Some people do funny things when they’re stressed. When we heard that Marakwet militia were attacking homes just a kilometre away, Min Ouma (mother of Ouma) decided to take a bath. We found stress relief in laughing hysterically about it later that night over a candlelit dinner, but apparently, when stress exceeds the individual’s ability to cope, it results in a series of dysfunctional physical and mental responses. That afternoon, Josh (my husband) and his two older brothers came striding up towards the large ornamental Nandi flame (aka African tulip) tree conveniently positioned on the kitchen side of their sprawling farmhouse, about 400km from Nairobi in Cherangan’yi, rural northwest Kenya, near Kitale. He hardly ever shouts but I knew something was amiss when he yelled out to me from a distance, “Pack your stuff. Women and children are leaving now!” I calmly retrieved our two year old son, Morné, from his play among the chickens (even being pecked by the mother hen didn’t weaken his resolve to try to catch a chick), and tossed our stuff into two backpacks, only deliberating for a moment to consider whether or not I should carry the spade handle and stick I had slept with the night before, when gunshots had rung out in the night, and the acrid smell of burning homes was even more acute than the glow of flames on the horizon.

Local Marakwet troops were attacking, looting and burning homesteads in the area, flushing out kisiis and kikuyus or perceived PNU sympathisers. But rumour had it that they weren’t stopping long enough to ask any questions about one’s political convictions and were indiscriminately attacking and burning. A band of 300 men was allegedly just a few kilometres away, armed with guns (courtesy of the home guard system), and they were coming our way. The home guards were created and armed by government (from colonial days) to protect livestock from attack or theft, particularly in remote areas. My husband and his brothers weren’t taking any chances, and women and children (generally the most vulnerable groups during times of war) were bundled off.

Quite honestly, I didn’t really stop long enough to think about the long standing chauvinistic tradition of sending the women to “safety” and leaving the men (6 of them in total, together with the workers), armed with a ragged assortment of knobkerries and 1 blunt panga that had obviously seen better days, to bravely fight off this alleged army. Obviously my mother in law, Dr Penninah Ogada had a bit more presence of mind than I did, because she insisted on staying to protect the home, delaying our flight by first brewing a pot of Rooibos tea for Morné and packing incredible amounts of drinking water, until her eldest son had to almost physically lead her out of the door and into the car. We drove in convoy to Kachibora, about 10 minutes away, hoping that the police station there would offer some security, and joined what seemed like hundreds of people on the side of the road to wait endlessly for news from the homestead. Morné and his cousins played in the sand with matchbox cars and miniature dinosaurs, and I watched the steady stream of people flow by, many with just one small suitcase, entire families, children carrying children, some leading livestock, but all with the same desperate fear in their eyes.
::::::::::
■ **Required task 1**:
Answer these questions using the account of the Marakwet attacks above.
(a) What did Min Ouma decide to do when news came of the attack?
(b) For what purpose did the government create and arm the home guards?
(c) To which place did the family drive in convoy, and about how long did the drive take?
■ **Required task 2**:
Copy the passage of the account of the Marakwet attacks above, starting with "Local Marakwet troops" and going on through "were bundled off.".
::::::::::
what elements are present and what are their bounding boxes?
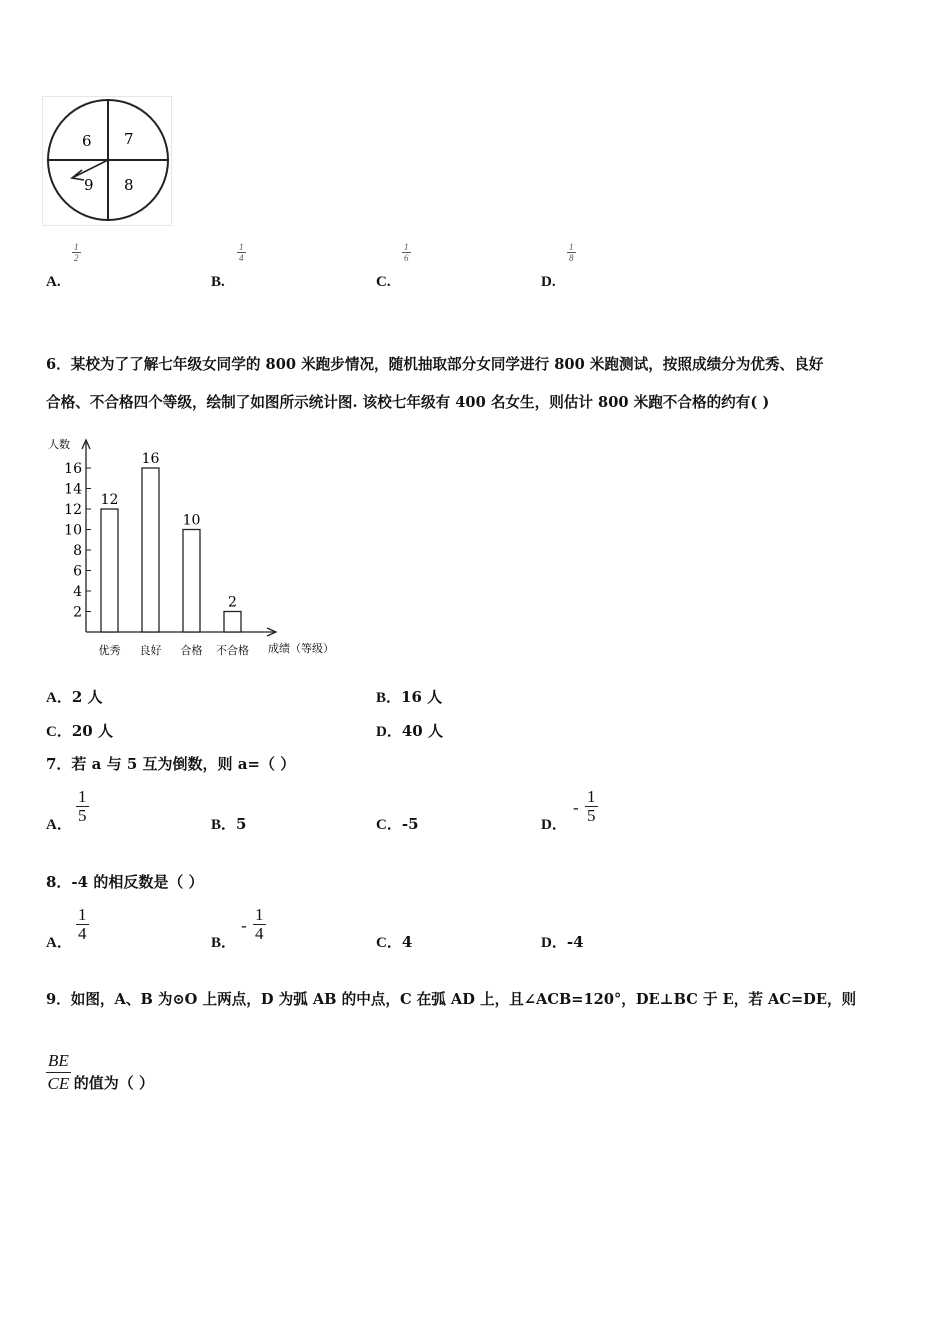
y-tick-label: 4 (73, 584, 82, 600)
q5-option-b-fraction: $\frac{1}{4}$ (239, 242, 244, 263)
q5-option-a-letter: A. (46, 274, 61, 290)
q6-option-b-letter: B． (376, 690, 402, 706)
bar (224, 612, 241, 633)
q8-option-a-fraction: $\frac{1}{4}$ (78, 905, 87, 943)
q9-stem: 9．如图，A、B 为⊙O 上两点，D 为弧 AB 的中点，C 在弧 AD 上，且∠ACB=120°，DE⊥BC 于 E，若 AC=DE，则 (46, 991, 857, 1008)
spinner-figure (42, 96, 172, 226)
x-category-label: 良好 (139, 644, 162, 657)
q8-option-c[interactable] (376, 931, 412, 952)
spinner-label-8: 8 (124, 176, 134, 194)
q9-ratio-line (46, 1050, 154, 1095)
bar (142, 468, 159, 632)
q5-option-c-fraction: $\frac{1}{6}$ (404, 242, 409, 263)
bar-chart (40, 430, 360, 670)
q7-option-d-fraction: $\frac{1}{5}$ (587, 787, 596, 825)
q6-option-c-letter: C． (46, 724, 72, 740)
q9-tail: 的值为（ ） (73, 1073, 155, 1092)
q7-option-a-fraction: $\frac{1}{5}$ (78, 787, 87, 825)
q6-option-d-letter: D． (376, 724, 402, 740)
x-category-label: 不合格 (216, 644, 249, 657)
q5-option-a-fraction: $\frac{1}{2}$ (74, 242, 79, 263)
q7-option-c-letter: C． (376, 817, 402, 833)
q6-option-c[interactable] (46, 720, 113, 741)
q7-option-b-letter: B． (211, 817, 237, 833)
x-axis-label: 成绩（等级） (268, 642, 334, 655)
q6-option-d[interactable] (376, 720, 443, 741)
q7-option-d-letter: D． (541, 817, 567, 833)
q8-option-b-letter: B． (211, 935, 237, 951)
q8-option-c-letter: C． (376, 935, 402, 951)
q6-option-d-text: 40 人 (401, 722, 443, 740)
q8-option-b-minus: - (241, 916, 247, 935)
q5-option-d-fraction: $\frac{1}{8}$ (569, 242, 574, 263)
q7-option-b[interactable] (211, 813, 246, 834)
y-axis-label: 人数 (48, 438, 70, 451)
q6-option-b-text: 16 人 (401, 688, 443, 706)
q9-ratio-fraction: $\frac{BE}{CE}$ (47, 1051, 70, 1093)
q7-stem: 7．若 a 与 5 互为倒数，则 a=（ ） (46, 755, 296, 773)
bar (101, 509, 118, 632)
q5-option-d-letter: D. (541, 274, 556, 290)
q6-option-a-text: 2 人 (71, 688, 103, 706)
q5-option-b-letter: B. (211, 274, 225, 290)
q5-option-c-letter: C. (376, 274, 391, 290)
q7-option-a-letter: A． (46, 817, 72, 833)
bar-data-label: 10 (182, 512, 201, 529)
q8-option-a-letter: A． (46, 935, 72, 951)
q7-option-c[interactable] (376, 813, 419, 834)
q8-option-c-text: 4 (401, 933, 413, 951)
y-tick-label: 2 (73, 604, 82, 621)
q6-option-a[interactable] (46, 686, 103, 707)
bar-data-label: 16 (141, 451, 160, 467)
q7-option-d-minus: - (573, 798, 579, 817)
bar-data-label: 2 (228, 594, 237, 611)
q8-option-b-fraction: $\frac{1}{4}$ (255, 905, 264, 943)
q7-option-b-text: 5 (236, 815, 247, 833)
x-category-label: 优秀 (98, 644, 121, 657)
q6-option-c-text: 20 人 (71, 722, 113, 740)
bar (183, 530, 200, 633)
y-tick-label: 10 (64, 522, 82, 539)
q8-option-d[interactable] (541, 931, 584, 952)
q8-stem: 8．-4 的相反数是（ ） (46, 873, 204, 891)
q6-option-b[interactable] (376, 686, 442, 707)
q6-stem-line2: 合格、不合格四个等级，绘制了如图所示统计图. 该校七年级有 400 名女生，则估计 800 米跑不合格的约有( ) (46, 394, 770, 411)
q6-option-a-letter: A． (46, 690, 72, 706)
q8-option-d-letter: D． (541, 935, 567, 951)
spinner-label-6: 6 (82, 132, 92, 150)
q6-stem-line1: 6．某校为了了解七年级女同学的 800 米跑步情况，随机抽取部分女同学进行 800 米跑测试，按照成绩分为优秀、良好 (46, 356, 824, 373)
x-category-label: 合格 (180, 644, 203, 657)
y-tick-label: 16 (64, 461, 82, 477)
y-tick-label: 8 (73, 543, 82, 559)
q7-option-c-text: -5 (401, 815, 419, 833)
y-tick-label: 6 (73, 563, 82, 580)
spinner-label-7: 7 (124, 130, 134, 148)
q8-option-d-text: -4 (566, 933, 584, 951)
bar-data-label: 12 (100, 492, 119, 508)
y-tick-label: 14 (64, 481, 82, 498)
y-tick-label: 12 (64, 502, 82, 518)
spinner-label-9: 9 (84, 176, 94, 194)
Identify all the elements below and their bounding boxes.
::::::::::
■ **Problem solution 1**:
(a) She decided to take a bath.
(b) To protect livestock from attack or theft, particularly in remote areas.
(c) Kachibora, about 10 minutes away.

■ **Problem solution 2**:
Local Marakwet troops were attacking, looting and burning homesteads in the area, flushing out kisiis and kikuyus or perceived PNU sympathisers. But rumour had it that they weren’t stopping long enough to ask any questions about one’s political convictions and were indiscriminately attacking and burning. A band of 300 men was allegedly just a few kilometres away, armed with guns (courtesy of the home guard system), and they were coming our way. The home guards were created and armed by government (from colonial days) to protect livestock from attack or theft, particularly in remote areas. My husband and his brothers weren’t taking any chances, and women and children (generally the most vulnerable groups during times of war) were bundled off.